Could you please repeat the data below word for word?

== EXTRACTED DATA

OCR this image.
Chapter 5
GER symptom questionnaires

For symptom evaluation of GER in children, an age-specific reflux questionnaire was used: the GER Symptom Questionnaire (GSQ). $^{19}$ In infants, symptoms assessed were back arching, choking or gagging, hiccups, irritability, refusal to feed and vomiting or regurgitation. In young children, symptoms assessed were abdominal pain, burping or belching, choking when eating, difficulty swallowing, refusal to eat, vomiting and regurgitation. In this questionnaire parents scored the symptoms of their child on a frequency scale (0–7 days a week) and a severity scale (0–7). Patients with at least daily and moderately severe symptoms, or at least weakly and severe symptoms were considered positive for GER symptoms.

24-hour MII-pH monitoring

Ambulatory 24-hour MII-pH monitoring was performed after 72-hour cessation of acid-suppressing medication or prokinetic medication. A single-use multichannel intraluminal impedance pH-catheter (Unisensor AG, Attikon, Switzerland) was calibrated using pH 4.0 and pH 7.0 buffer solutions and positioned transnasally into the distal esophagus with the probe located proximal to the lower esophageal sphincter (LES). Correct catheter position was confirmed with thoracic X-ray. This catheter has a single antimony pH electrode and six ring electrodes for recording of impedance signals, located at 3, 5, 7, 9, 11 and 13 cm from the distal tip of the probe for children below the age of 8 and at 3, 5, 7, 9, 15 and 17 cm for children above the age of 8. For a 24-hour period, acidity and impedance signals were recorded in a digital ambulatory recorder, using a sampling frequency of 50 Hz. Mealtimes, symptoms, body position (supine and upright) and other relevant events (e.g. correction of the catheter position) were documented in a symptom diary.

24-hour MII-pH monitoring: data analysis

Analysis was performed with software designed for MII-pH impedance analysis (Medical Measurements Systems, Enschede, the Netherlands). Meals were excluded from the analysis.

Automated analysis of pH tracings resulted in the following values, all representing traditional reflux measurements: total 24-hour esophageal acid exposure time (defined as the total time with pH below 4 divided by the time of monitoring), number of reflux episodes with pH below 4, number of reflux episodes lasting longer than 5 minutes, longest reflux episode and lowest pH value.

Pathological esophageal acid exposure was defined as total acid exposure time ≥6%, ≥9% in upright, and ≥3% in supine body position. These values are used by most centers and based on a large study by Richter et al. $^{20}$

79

====

■ TASK OUTPUT
OCR this image.
Chapter 5
GER symptom questionnaires

For symptom evaluation of GER in children, an age-specific reflux questionnaire was used: the GER Symptom Questionnaire (GSQ). $^{19}$ In infants, symptoms assessed were back arching, choking or gagging, hiccups, irritability, refusal to feed and vomiting or regurgitation. In young children, symptoms assessed were abdominal pain, burping or belching, choking when eating, difficulty swallowing, refusal to eat, vomiting and regurgitation. In this questionnaire parents scored the symptoms of their child on a frequency scale (0–7 days a week) and a severity scale (0–7). Patients with at least daily and moderately severe symptoms, or at least weakly and severe symptoms were considered positive for GER symptoms.

24-hour MII-pH monitoring

Ambulatory 24-hour MII-pH monitoring was performed after 72-hour cessation of acid-suppressing medication or prokinetic medication. A single-use multichannel intraluminal impedance pH-catheter (Unisensor AG, Attikon, Switzerland) was calibrated using pH 4.0 and pH 7.0 buffer solutions and positioned transnasally into the distal esophagus with the probe located proximal to the lower esophageal sphincter (LES). Correct catheter position was confirmed with thoracic X-ray. This catheter has a single antimony pH electrode and six ring electrodes for recording of impedance signals, located at 3, 5, 7, 9, 11 and 13 cm from the distal tip of the probe for children below the age of 8 and at 3, 5, 7, 9, 15 and 17 cm for children above the age of 8. For a 24-hour period, acidity and impedance signals were recorded in a digital ambulatory recorder, using a sampling frequency of 50 Hz. Mealtimes, symptoms, body position (supine and upright) and other relevant events (e.g. correction of the catheter position) were documented in a symptom diary.

24-hour MII-pH monitoring: data analysis

Analysis was performed with software designed for MII-pH impedance analysis (Medical Measurements Systems, Enschede, the Netherlands). Meals were excluded from the analysis.

Automated analysis of pH tracings resulted in the following values, all representing traditional reflux measurements: total 24-hour esophageal acid exposure time (defined as the total time with pH below 4 divided by the time of monitoring), number of reflux episodes with pH below 4, number of reflux episodes lasting longer than 5 minutes, longest reflux episode and lowest pH value.

Pathological esophageal acid exposure was defined as total acid exposure time ≥6%, ≥9% in upright, and ≥3% in supine body position. These values are used by most centers and based on a large study by Richter et al. $^{20}$

79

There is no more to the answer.